● **Directive**:
Write out all of the entries exactly, please.

● **Records supplied**:
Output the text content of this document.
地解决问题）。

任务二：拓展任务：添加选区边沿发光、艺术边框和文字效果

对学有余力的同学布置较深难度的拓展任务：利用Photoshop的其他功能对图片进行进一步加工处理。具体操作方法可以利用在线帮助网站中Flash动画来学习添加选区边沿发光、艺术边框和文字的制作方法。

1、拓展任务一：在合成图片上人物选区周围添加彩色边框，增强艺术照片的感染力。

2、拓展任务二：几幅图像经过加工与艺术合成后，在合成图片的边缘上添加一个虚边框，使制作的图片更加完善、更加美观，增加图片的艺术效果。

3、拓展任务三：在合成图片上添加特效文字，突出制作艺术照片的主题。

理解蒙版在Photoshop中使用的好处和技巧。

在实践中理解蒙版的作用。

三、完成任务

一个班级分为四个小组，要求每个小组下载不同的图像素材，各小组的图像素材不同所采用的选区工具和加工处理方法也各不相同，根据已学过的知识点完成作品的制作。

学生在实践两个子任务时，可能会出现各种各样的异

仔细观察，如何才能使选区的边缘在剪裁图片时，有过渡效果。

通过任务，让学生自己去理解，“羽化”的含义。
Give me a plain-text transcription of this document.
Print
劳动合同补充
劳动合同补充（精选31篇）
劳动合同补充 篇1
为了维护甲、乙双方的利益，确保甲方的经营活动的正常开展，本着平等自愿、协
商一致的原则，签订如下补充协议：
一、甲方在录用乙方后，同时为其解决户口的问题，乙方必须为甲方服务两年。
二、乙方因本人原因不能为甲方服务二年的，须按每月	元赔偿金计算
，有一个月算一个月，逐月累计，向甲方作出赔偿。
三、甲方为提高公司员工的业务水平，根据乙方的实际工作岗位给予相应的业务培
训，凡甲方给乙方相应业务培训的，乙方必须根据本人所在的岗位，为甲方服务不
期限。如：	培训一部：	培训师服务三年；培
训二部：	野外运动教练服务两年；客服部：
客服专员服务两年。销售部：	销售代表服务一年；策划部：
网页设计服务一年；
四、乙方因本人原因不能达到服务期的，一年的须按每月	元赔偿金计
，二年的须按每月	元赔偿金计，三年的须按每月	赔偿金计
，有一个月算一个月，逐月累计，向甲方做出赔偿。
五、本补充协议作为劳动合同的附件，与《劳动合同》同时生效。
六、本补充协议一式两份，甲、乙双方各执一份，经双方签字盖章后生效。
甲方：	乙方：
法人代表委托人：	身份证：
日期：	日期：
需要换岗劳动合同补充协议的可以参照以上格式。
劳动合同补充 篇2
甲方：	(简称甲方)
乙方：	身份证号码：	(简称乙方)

● **Expected output**:
Output the text content of this document.
地解决问题）。

任务二：拓展任务：添加选区边沿发光、艺术边框和文字效果

对学有余力的同学布置较深难度的拓展任务：利用Photoshop的其他功能对图片进行进一步加工处理。具体操作方法可以利用在线帮助网站中Flash动画来学习添加选区边沿发光、艺术边框和文字的制作方法。

1、拓展任务一：在合成图片上人物选区周围添加彩色边框，增强艺术照片的感染力。

2、拓展任务二：几幅图像经过加工与艺术合成后，在合成图片的边缘上添加一个虚边框，使制作的图片更加完善、更加美观，增加图片的艺术效果。

3、拓展任务三：在合成图片上添加特效文字，突出制作艺术照片的主题。

理解蒙版在Photoshop中使用的好处和技巧。

在实践中理解蒙版的作用。

三、完成任务

一个班级分为四个小组，要求每个小组下载不同的图像素材，各小组的图像素材不同所采用的选区工具和加工处理方法也各不相同，根据已学过的知识点完成作品的制作。

学生在实践两个子任务时，可能会出现各种各样的异

仔细观察，如何才能使选区的边缘在剪裁图片时，有过渡效果。

通过任务，让学生自己去理解，“羽化”的含义。
Give me a plain-text transcription of this document.
Print
劳动合同补充
劳动合同补充（精选31篇）
劳动合同补充 篇1
为了维护甲、乙双方的利益，确保甲方的经营活动的正常开展，本着平等自愿、协
商一致的原则，签订如下补充协议：
一、甲方在录用乙方后，同时为其解决户口的问题，乙方必须为甲方服务两年。
二、乙方因本人原因不能为甲方服务二年的，须按每月	元赔偿金计算
，有一个月算一个月，逐月累计，向甲方作出赔偿。
三、甲方为提高公司员工的业务水平，根据乙方的实际工作岗位给予相应的业务培
训，凡甲方给乙方相应业务培训的，乙方必须根据本人所在的岗位，为甲方服务不
期限。如：	培训一部：	培训师服务三年；培
训二部：	野外运动教练服务两年；客服部：
客服专员服务两年。销售部：	销售代表服务一年；策划部：
网页设计服务一年；
四、乙方因本人原因不能达到服务期的，一年的须按每月	元赔偿金计
，二年的须按每月	元赔偿金计，三年的须按每月	赔偿金计
，有一个月算一个月，逐月累计，向甲方做出赔偿。
五、本补充协议作为劳动合同的附件，与《劳动合同》同时生效。
六、本补充协议一式两份，甲、乙双方各执一份，经双方签字盖章后生效。
甲方：	乙方：
法人代表委托人：	身份证：
日期：	日期：
需要换岗劳动合同补充协议的可以参照以上格式。
劳动合同补充 篇2
甲方：	(简称甲方)
乙方：	身份证号码：	(简称乙方)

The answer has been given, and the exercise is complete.